%%

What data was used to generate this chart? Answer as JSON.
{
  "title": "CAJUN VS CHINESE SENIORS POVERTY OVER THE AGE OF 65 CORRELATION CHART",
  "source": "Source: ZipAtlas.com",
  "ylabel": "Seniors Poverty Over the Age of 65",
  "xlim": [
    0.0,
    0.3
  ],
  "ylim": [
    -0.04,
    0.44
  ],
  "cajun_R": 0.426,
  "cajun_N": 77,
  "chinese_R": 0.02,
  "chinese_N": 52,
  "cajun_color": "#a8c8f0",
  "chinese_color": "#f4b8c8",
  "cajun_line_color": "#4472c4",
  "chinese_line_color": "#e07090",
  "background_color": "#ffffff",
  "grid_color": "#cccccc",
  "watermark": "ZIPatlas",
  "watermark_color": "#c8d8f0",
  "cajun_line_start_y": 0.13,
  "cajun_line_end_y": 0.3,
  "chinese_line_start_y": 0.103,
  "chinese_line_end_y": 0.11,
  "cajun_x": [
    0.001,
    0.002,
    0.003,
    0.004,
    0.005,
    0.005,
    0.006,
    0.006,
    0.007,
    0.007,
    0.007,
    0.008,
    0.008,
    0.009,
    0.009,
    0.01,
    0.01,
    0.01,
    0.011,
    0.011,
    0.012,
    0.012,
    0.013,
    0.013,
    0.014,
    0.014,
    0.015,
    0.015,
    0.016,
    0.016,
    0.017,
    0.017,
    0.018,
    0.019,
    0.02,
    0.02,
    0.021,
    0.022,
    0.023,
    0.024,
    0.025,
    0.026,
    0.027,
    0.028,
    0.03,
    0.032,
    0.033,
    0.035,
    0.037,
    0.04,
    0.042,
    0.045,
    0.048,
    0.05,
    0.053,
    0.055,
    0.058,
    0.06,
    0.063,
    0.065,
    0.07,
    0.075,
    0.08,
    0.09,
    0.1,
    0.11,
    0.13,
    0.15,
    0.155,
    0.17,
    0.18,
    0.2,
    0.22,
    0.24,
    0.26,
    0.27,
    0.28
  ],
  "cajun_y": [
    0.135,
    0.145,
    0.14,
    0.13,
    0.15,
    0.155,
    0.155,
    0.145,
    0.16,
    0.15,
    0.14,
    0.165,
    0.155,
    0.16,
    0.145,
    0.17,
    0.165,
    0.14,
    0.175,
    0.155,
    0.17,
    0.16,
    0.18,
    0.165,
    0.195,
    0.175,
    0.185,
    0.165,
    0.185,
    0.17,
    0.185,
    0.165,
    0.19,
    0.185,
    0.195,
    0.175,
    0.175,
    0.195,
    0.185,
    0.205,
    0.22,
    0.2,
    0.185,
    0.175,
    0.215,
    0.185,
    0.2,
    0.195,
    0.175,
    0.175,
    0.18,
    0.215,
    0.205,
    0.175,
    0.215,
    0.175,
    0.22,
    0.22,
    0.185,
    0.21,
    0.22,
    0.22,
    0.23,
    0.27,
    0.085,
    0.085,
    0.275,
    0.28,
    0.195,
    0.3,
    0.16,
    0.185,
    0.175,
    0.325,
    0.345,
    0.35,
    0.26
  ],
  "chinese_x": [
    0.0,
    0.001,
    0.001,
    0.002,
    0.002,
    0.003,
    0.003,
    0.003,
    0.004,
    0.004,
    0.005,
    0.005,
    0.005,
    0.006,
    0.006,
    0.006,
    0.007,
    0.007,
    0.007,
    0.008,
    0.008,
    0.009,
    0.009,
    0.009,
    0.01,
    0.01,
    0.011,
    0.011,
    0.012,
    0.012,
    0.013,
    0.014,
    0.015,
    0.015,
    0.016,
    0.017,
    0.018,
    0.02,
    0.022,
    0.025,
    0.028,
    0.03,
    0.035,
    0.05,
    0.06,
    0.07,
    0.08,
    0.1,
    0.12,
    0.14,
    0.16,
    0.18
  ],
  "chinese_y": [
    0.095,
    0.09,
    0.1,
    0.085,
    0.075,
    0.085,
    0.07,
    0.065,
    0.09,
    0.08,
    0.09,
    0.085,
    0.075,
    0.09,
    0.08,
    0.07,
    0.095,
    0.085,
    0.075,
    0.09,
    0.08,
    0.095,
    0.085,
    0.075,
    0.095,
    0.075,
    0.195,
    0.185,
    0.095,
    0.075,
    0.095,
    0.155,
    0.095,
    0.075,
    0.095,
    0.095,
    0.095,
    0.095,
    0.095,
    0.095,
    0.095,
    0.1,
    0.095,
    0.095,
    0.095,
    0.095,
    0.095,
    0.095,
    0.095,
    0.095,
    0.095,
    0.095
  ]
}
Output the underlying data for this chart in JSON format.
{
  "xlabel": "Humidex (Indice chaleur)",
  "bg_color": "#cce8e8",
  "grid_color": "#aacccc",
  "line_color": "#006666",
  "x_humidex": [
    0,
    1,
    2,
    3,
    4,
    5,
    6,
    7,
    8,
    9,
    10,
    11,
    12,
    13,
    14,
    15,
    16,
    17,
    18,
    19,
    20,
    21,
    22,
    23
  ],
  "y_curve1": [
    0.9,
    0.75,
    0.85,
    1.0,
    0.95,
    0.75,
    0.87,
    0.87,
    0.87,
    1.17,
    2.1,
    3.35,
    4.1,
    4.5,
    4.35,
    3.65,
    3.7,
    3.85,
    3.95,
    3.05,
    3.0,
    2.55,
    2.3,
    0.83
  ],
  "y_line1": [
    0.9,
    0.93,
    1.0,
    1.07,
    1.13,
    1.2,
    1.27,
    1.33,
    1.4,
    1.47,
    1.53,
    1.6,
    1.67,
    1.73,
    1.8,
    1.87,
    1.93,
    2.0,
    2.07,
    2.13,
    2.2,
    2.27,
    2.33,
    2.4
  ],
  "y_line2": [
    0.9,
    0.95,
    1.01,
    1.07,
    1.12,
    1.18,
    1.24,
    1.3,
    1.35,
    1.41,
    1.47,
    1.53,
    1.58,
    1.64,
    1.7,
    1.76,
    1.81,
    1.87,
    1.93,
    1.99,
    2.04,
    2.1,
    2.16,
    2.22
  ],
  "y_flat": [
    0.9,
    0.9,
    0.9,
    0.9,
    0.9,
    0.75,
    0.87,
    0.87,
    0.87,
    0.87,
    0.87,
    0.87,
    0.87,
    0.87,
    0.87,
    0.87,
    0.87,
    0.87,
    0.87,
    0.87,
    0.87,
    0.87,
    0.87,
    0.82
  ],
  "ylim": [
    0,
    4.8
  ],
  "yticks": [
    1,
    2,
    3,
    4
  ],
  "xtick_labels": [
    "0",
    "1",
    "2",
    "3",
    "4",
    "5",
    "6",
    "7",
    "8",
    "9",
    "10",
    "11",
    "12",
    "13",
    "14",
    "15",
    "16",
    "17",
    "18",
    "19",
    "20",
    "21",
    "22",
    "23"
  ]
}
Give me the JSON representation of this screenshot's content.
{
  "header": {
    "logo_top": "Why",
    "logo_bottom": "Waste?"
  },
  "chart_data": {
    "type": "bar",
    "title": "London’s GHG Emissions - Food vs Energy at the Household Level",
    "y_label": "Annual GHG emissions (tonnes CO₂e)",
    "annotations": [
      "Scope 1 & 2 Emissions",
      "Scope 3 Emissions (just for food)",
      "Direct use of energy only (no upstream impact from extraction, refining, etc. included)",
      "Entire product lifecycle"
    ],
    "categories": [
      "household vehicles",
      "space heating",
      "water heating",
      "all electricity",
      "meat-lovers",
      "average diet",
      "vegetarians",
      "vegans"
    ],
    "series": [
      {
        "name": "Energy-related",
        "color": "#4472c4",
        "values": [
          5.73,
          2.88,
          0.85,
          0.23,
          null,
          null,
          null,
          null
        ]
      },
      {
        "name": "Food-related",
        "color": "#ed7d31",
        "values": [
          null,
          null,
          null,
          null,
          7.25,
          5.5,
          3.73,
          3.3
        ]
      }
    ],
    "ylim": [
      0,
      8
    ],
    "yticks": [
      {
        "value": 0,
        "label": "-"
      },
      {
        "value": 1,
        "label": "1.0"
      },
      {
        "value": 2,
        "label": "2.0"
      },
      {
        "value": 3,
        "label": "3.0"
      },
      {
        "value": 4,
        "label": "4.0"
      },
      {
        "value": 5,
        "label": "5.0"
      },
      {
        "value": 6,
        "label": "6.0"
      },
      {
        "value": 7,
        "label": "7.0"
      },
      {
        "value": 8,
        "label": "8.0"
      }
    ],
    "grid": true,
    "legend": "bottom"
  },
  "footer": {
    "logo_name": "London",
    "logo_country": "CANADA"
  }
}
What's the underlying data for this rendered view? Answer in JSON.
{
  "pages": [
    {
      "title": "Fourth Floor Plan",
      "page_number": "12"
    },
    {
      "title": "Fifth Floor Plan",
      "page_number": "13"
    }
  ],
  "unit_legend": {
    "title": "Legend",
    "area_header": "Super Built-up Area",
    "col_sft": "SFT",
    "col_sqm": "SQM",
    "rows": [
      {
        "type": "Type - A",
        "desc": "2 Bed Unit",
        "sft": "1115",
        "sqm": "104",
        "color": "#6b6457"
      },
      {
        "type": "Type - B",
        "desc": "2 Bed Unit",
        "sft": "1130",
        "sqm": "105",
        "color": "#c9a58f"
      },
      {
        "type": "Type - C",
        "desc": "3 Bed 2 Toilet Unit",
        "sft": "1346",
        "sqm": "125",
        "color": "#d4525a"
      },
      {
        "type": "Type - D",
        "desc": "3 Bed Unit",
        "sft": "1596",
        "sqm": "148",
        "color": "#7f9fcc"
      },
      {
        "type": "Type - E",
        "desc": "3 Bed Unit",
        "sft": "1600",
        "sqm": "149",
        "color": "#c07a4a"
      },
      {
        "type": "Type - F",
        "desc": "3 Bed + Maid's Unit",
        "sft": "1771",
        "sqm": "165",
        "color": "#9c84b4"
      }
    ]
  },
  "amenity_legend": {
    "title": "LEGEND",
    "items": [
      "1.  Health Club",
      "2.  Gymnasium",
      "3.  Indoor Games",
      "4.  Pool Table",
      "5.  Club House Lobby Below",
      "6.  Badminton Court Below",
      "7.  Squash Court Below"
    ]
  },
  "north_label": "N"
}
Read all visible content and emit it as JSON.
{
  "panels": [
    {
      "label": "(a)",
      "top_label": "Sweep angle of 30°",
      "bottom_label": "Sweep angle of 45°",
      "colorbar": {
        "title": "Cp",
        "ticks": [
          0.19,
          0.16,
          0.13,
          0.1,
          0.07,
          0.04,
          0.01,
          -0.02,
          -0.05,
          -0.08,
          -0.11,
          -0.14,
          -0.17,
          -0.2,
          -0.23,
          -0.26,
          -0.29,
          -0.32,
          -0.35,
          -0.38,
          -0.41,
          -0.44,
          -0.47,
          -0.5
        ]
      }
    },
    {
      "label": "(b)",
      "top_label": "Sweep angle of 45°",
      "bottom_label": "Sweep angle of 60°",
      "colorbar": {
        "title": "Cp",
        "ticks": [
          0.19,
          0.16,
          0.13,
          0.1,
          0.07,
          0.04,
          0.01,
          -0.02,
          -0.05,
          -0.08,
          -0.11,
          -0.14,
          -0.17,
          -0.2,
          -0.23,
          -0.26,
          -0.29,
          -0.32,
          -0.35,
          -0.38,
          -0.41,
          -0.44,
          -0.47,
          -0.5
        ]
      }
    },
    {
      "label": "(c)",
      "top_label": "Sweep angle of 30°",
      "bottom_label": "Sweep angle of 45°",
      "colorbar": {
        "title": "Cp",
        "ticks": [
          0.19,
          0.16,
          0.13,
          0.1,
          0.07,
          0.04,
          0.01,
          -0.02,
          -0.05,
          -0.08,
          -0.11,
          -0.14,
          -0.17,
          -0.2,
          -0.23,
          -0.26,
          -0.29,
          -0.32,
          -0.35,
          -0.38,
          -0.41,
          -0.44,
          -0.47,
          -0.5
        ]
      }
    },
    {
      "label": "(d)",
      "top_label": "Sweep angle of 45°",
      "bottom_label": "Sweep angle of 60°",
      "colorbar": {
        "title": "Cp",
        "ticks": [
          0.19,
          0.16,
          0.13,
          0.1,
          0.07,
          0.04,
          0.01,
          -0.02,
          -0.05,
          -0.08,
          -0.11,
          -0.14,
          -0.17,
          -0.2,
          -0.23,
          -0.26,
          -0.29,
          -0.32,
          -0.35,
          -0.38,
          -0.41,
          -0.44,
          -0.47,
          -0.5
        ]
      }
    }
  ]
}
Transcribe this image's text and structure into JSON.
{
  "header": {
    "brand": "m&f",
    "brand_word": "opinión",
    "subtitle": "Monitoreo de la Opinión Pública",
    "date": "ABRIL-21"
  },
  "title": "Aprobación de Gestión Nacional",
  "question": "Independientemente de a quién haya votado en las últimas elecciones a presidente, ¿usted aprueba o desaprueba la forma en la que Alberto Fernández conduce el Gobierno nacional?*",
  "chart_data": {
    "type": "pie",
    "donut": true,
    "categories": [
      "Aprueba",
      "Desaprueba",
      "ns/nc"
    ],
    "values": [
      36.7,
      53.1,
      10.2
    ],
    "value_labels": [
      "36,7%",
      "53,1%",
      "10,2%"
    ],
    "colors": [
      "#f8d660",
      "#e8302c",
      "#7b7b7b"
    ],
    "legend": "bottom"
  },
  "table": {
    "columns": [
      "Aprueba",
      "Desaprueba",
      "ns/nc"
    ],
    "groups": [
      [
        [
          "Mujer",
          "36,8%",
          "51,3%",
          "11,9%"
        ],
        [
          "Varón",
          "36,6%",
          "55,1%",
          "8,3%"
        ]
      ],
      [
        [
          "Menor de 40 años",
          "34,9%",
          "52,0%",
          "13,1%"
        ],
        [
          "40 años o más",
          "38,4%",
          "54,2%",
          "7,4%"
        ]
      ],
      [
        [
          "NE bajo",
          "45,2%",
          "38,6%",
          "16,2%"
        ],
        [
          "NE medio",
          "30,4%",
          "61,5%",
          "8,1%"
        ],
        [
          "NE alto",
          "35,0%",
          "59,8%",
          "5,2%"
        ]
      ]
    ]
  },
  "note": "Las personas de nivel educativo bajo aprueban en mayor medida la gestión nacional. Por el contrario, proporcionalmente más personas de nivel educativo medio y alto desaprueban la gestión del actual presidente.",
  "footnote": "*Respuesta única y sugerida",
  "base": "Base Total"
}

%%

> [Task prompt] Look through the entries and find each line that has the string "alto". Copy those lines.

> [Response to the exercise]
          "NE alto",
  "note": "Las personas de nivel educativo bajo aprueban en mayor medida la gestión nacional. Por el contrario, proporcionalmente más personas de nivel educativo medio y alto desaprueban la gestión del actual presidente.",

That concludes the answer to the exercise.